### CHALLENGE
Resume the advice on moving a sago palm below, starting right after its last sentence.

### TEXT SECTION
Move Sago Palm to Bigger Area this Fall

Q. I have a healthy sago that is outgrowing its space rapidly. When is the best time to relocate it? Is relocation successful usually? It is such a nice plant that I hate to risk endangering its life.

A. You would move it this fall, some time between the end of September and mid-October, or next spring. You should not have a problem relocating it. I would not put it any closer than five feet from anything you don't want it to touch or invade like a sidewalk or wall.

            Hopefully you will put it on the north or east side of a building or in a spot with a little wind and sun protection and not use rock mulch around it. Pre-dig your hole for the plant. Make sure the hole and soil for replanting are prepared well with compost and a starter fertilizer high in phosphorus.

            Remove the bottom tier of fronds from the trunk. I would leave only the fronds which are at about 45 degrees from horizontal and the inner fronds. Remove the older ones that are below this point. Bend the remaining fronds up around the central bud and wrap some twine around them to hold them together if they are pokey.

            Take as much of the root system you can when you move it. Cut deeply with your shovel all the way around the plant about a foot to 18 inches from the trunk. Cut the roots in a complete circle all the way around the plant at least twice making sure all the roots are cut. Cut as many of the roots as deeply as you can.

### DATASET RECORDS

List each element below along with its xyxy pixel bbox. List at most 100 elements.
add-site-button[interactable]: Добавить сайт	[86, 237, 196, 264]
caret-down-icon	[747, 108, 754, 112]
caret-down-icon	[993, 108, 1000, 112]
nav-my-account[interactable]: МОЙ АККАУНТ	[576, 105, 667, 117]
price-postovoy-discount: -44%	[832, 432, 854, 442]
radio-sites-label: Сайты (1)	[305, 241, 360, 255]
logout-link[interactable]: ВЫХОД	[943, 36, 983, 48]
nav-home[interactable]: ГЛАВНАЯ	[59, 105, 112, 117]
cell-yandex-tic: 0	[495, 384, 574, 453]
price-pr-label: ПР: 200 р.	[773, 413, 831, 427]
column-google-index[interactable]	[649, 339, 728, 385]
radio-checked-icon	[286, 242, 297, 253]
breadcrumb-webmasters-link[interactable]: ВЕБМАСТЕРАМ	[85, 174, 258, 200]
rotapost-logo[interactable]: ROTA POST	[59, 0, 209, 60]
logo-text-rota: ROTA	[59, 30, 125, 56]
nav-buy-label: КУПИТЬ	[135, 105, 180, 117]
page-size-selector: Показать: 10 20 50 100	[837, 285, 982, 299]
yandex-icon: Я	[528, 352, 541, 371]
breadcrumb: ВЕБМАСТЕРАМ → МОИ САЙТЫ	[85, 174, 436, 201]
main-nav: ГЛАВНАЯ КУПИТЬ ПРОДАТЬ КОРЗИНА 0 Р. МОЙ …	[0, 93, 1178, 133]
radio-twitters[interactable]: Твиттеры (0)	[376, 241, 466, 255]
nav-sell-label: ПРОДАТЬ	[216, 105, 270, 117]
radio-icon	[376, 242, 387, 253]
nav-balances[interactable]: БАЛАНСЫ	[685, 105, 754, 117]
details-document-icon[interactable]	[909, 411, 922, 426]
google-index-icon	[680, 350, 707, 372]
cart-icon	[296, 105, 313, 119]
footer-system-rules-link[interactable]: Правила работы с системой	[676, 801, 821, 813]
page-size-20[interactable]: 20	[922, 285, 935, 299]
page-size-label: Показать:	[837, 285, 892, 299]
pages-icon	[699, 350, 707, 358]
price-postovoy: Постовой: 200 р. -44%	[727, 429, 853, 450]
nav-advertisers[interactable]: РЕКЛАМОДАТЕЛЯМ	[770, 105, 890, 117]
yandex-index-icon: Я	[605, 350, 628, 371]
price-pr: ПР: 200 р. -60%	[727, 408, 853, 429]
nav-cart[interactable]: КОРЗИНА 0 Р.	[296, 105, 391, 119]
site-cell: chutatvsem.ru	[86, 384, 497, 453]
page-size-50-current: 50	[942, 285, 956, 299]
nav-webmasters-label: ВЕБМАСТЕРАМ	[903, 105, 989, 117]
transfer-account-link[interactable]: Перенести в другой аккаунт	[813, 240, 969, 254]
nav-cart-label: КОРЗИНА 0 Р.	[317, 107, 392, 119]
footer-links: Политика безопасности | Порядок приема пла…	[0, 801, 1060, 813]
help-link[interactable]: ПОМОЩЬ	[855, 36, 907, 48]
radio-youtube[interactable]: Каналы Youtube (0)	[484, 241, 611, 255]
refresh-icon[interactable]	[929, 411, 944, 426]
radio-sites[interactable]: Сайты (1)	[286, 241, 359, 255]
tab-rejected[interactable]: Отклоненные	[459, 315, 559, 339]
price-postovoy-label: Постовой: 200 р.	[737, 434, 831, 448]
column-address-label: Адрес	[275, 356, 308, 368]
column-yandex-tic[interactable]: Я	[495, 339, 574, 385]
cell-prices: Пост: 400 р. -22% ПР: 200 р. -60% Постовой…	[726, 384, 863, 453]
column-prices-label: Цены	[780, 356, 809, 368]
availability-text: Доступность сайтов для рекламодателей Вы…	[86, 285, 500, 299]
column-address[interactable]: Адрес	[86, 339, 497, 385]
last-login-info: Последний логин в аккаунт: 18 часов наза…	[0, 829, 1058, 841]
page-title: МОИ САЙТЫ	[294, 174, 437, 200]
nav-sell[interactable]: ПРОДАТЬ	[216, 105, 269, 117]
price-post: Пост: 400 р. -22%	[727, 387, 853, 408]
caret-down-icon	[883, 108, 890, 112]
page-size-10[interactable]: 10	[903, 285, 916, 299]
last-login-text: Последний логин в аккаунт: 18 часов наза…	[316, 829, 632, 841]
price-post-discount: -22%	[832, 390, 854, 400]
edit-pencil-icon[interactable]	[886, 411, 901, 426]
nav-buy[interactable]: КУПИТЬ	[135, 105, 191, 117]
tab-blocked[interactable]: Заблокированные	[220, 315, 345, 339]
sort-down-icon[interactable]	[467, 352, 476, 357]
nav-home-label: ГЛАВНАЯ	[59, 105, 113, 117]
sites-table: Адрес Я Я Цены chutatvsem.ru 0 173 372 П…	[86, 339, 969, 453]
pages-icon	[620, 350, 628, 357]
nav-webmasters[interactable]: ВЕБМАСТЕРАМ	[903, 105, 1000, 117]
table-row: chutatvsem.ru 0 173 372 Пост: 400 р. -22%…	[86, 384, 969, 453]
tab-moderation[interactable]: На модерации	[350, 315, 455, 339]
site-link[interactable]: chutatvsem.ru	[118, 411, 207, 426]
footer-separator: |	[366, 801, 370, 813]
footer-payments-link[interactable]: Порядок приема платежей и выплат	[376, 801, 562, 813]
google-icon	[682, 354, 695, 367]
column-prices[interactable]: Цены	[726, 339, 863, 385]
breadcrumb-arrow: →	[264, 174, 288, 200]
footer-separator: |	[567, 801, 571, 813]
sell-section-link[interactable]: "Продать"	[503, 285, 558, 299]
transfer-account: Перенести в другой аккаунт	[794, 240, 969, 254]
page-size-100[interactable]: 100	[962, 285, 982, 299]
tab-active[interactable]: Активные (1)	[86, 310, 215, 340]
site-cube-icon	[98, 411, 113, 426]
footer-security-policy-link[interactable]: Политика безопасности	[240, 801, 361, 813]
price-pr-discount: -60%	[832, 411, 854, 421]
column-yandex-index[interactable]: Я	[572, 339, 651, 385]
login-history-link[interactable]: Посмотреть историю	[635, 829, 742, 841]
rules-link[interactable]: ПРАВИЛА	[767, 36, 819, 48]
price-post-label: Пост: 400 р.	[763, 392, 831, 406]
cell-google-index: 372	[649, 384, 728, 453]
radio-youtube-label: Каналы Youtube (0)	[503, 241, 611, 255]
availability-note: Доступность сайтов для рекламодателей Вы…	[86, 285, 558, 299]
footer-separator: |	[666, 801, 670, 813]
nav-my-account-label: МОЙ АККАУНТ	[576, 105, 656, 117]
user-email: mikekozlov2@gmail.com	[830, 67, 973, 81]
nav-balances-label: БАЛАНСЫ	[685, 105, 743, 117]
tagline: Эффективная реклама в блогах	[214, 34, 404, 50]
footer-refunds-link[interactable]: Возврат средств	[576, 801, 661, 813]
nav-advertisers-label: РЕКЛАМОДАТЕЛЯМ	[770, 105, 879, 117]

### EXERCISE OUTPUT
            On the third trip around the plant cut in the same spots but push down on your shovel handle and begin leveraging the palm upwards. Move to a new spot and repeat it until you have gone around the plant, leveraging and lifting, the third and fourth time with your shovel.

            The plant should almost be free now or, if you are in luck, it can be lifted by the fronds. If not, then push the plant on its side and cut any remaining roots with your hand shears to free it. Tying the fronds up should make it easier to do all this and move it.

            Move and orient it so it looks nice. Don't worry about orienting it the same compass direction as it was before. Backfill around the plant and run water in the hole at the same time you are backfilling to remove any air pockets.

            Plant it the same depth as it was in its original hole, no higher or deeper. Put a small moat around the plant to contain water from the hose when hand watering. You can drip irrigate the plant but still hand water it for the next 2 to 3 weeks, filling the moat each time. Untie it and release the fronds.

            In the spring, remove the bottom layer of fronds at the base of the crown just leaving juvenile fronds that are upright. You will see new growth from the center and it should regrow and fill the canopy in the first year.